• [WHAT IS NEEDED]: Extract every record, keeping each one exactly as it is.

• [LISTING]:
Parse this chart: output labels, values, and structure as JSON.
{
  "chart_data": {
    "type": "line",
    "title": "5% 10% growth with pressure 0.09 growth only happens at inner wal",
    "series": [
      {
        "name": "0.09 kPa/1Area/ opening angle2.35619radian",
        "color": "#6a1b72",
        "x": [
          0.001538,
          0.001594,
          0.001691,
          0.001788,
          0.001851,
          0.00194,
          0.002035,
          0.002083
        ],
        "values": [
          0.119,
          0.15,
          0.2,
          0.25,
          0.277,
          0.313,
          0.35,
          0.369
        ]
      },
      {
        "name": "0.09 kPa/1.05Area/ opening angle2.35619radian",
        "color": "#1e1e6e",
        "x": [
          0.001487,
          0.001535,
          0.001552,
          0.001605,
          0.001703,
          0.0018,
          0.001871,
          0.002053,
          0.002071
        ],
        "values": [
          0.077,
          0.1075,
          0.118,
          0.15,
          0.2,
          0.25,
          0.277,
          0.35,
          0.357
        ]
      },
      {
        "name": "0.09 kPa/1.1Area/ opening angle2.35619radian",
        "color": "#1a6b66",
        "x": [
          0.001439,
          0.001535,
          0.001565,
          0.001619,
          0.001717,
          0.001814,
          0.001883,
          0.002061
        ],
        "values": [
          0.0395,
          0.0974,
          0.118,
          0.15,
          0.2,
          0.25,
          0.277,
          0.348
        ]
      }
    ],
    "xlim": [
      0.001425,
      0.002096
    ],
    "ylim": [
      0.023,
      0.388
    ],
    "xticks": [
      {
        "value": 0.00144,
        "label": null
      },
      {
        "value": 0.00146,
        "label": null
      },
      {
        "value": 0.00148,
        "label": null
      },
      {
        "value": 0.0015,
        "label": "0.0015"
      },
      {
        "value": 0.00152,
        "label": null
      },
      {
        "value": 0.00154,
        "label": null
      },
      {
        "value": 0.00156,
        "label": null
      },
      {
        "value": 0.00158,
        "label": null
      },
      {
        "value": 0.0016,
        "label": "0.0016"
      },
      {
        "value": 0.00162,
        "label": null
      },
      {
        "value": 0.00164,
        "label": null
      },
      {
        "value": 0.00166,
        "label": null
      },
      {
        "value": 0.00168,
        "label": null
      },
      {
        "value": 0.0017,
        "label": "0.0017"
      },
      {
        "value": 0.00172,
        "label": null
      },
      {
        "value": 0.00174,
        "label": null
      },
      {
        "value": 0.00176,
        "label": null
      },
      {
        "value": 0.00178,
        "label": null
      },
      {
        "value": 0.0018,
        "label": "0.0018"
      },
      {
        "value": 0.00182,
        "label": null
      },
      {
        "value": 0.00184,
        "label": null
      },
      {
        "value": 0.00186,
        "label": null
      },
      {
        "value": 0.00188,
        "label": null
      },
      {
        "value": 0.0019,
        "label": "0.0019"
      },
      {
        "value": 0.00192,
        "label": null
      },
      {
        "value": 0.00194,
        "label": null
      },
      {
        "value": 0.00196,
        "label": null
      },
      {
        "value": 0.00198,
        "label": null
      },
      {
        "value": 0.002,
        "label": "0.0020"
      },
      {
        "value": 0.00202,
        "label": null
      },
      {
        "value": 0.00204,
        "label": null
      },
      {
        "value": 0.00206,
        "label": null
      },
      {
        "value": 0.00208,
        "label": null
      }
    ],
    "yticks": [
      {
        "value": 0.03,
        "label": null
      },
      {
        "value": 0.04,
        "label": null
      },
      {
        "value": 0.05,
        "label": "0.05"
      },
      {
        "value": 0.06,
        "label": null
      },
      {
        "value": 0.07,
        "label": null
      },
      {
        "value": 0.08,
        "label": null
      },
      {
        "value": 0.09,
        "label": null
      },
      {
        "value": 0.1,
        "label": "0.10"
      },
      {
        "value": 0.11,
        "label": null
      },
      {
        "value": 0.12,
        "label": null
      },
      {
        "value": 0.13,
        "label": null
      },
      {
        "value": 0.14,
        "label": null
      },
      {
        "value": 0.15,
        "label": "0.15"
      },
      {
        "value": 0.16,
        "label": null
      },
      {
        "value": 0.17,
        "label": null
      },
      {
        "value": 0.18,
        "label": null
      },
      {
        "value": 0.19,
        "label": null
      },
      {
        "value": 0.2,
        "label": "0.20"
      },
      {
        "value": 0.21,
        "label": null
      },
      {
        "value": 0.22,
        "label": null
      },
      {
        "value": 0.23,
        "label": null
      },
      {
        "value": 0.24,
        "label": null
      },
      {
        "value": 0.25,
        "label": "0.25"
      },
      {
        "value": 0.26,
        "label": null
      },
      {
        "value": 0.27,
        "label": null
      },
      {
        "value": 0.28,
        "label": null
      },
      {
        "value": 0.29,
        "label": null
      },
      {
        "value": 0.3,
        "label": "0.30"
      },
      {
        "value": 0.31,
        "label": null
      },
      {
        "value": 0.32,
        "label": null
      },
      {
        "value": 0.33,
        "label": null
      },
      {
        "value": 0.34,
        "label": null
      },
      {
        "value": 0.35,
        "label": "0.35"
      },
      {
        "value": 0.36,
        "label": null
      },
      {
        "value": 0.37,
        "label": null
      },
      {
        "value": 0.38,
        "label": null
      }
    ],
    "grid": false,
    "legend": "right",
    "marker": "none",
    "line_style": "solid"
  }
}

• [TASK OUTPUT]:
Parse this chart: output labels, values, and structure as JSON.
{
  "chart_data": {
    "type": "line",
    "title": "5% 10% growth with pressure 0.09 growth only happens at inner wal",
    "series": [
      {
        "name": "0.09 kPa/1Area/ opening angle2.35619radian",
        "color": "#6a1b72",
        "x": [
          0.001538,
          0.001594,
          0.001691,
          0.001788,
          0.001851,
          0.00194,
          0.002035,
          0.002083
        ],
        "values": [
          0.119,
          0.15,
          0.2,
          0.25,
          0.277,
          0.313,
          0.35,
          0.369
        ]
      },
      {
        "name": "0.09 kPa/1.05Area/ opening angle2.35619radian",
        "color": "#1e1e6e",
        "x": [
          0.001487,
          0.001535,
          0.001552,
          0.001605,
          0.001703,
          0.0018,
          0.001871,
          0.002053,
          0.002071
        ],
        "values": [
          0.077,
          0.1075,
          0.118,
          0.15,
          0.2,
          0.25,
          0.277,
          0.35,
          0.357
        ]
      },
      {
        "name": "0.09 kPa/1.1Area/ opening angle2.35619radian",
        "color": "#1a6b66",
        "x": [
          0.001439,
          0.001535,
          0.001565,
          0.001619,
          0.001717,
          0.001814,
          0.001883,
          0.002061
        ],
        "values": [
          0.0395,
          0.0974,
          0.118,
          0.15,
          0.2,
          0.25,
          0.277,
          0.348
        ]
      }
    ],
    "xlim": [
      0.001425,
      0.002096
    ],
    "ylim": [
      0.023,
      0.388
    ],
    "xticks": [
      {
        "value": 0.00144,
        "label": null
      },
      {
        "value": 0.00146,
        "label": null
      },
      {
        "value": 0.00148,
        "label": null
      },
      {
        "value": 0.0015,
        "label": "0.0015"
      },
      {
        "value": 0.00152,
        "label": null
      },
      {
        "value": 0.00154,
        "label": null
      },
      {
        "value": 0.00156,
        "label": null
      },
      {
        "value": 0.00158,
        "label": null
      },
      {
        "value": 0.0016,
        "label": "0.0016"
      },
      {
        "value": 0.00162,
        "label": null
      },
      {
        "value": 0.00164,
        "label": null
      },
      {
        "value": 0.00166,
        "label": null
      },
      {
        "value": 0.00168,
        "label": null
      },
      {
        "value": 0.0017,
        "label": "0.0017"
      },
      {
        "value": 0.00172,
        "label": null
      },
      {
        "value": 0.00174,
        "label": null
      },
      {
        "value": 0.00176,
        "label": null
      },
      {
        "value": 0.00178,
        "label": null
      },
      {
        "value": 0.0018,
        "label": "0.0018"
      },
      {
        "value": 0.00182,
        "label": null
      },
      {
        "value": 0.00184,
        "label": null
      },
      {
        "value": 0.00186,
        "label": null
      },
      {
        "value": 0.00188,
        "label": null
      },
      {
        "value": 0.0019,
        "label": "0.0019"
      },
      {
        "value": 0.00192,
        "label": null
      },
      {
        "value": 0.00194,
        "label": null
      },
      {
        "value": 0.00196,
        "label": null
      },
      {
        "value": 0.00198,
        "label": null
      },
      {
        "value": 0.002,
        "label": "0.0020"
      },
      {
        "value": 0.00202,
        "label": null
      },
      {
        "value": 0.00204,
        "label": null
      },
      {
        "value": 0.00206,
        "label": null
      },
      {
        "value": 0.00208,
        "label": null
      }
    ],
    "yticks": [
      {
        "value": 0.03,
        "label": null
      },
      {
        "value": 0.04,
        "label": null
      },
      {
        "value": 0.05,
        "label": "0.05"
      },
      {
        "value": 0.06,
        "label": null
      },
      {
        "value": 0.07,
        "label": null
      },
      {
        "value": 0.08,
        "label": null
      },
      {
        "value": 0.09,
        "label": null
      },
      {
        "value": 0.1,
        "label": "0.10"
      },
      {
        "value": 0.11,
        "label": null
      },
      {
        "value": 0.12,
        "label": null
      },
      {
        "value": 0.13,
        "label": null
      },
      {
        "value": 0.14,
        "label": null
      },
      {
        "value": 0.15,
        "label": "0.15"
      },
      {
        "value": 0.16,
        "label": null
      },
      {
        "value": 0.17,
        "label": null
      },
      {
        "value": 0.18,
        "label": null
      },
      {
        "value": 0.19,
        "label": null
      },
      {
        "value": 0.2,
        "label": "0.20"
      },
      {
        "value": 0.21,
        "label": null
      },
      {
        "value": 0.22,
        "label": null
      },
      {
        "value": 0.23,
        "label": null
      },
      {
        "value": 0.24,
        "label": null
      },
      {
        "value": 0.25,
        "label": "0.25"
      },
      {
        "value": 0.26,
        "label": null
      },
      {
        "value": 0.27,
        "label": null
      },
      {
        "value": 0.28,
        "label": null
      },
      {
        "value": 0.29,
        "label": null
      },
      {
        "value": 0.3,
        "label": "0.30"
      },
      {
        "value": 0.31,
        "label": null
      },
      {
        "value": 0.32,
        "label": null
      },
      {
        "value": 0.33,
        "label": null
      },
      {
        "value": 0.34,
        "label": null
      },
      {
        "value": 0.35,
        "label": "0.35"
      },
      {
        "value": 0.36,
        "label": null
      },
      {
        "value": 0.37,
        "label": null
      },
      {
        "value": 0.38,
        "label": null
      }
    ],
    "grid": false,
    "legend": "right",
    "marker": "none",
    "line_style": "solid"
  }
}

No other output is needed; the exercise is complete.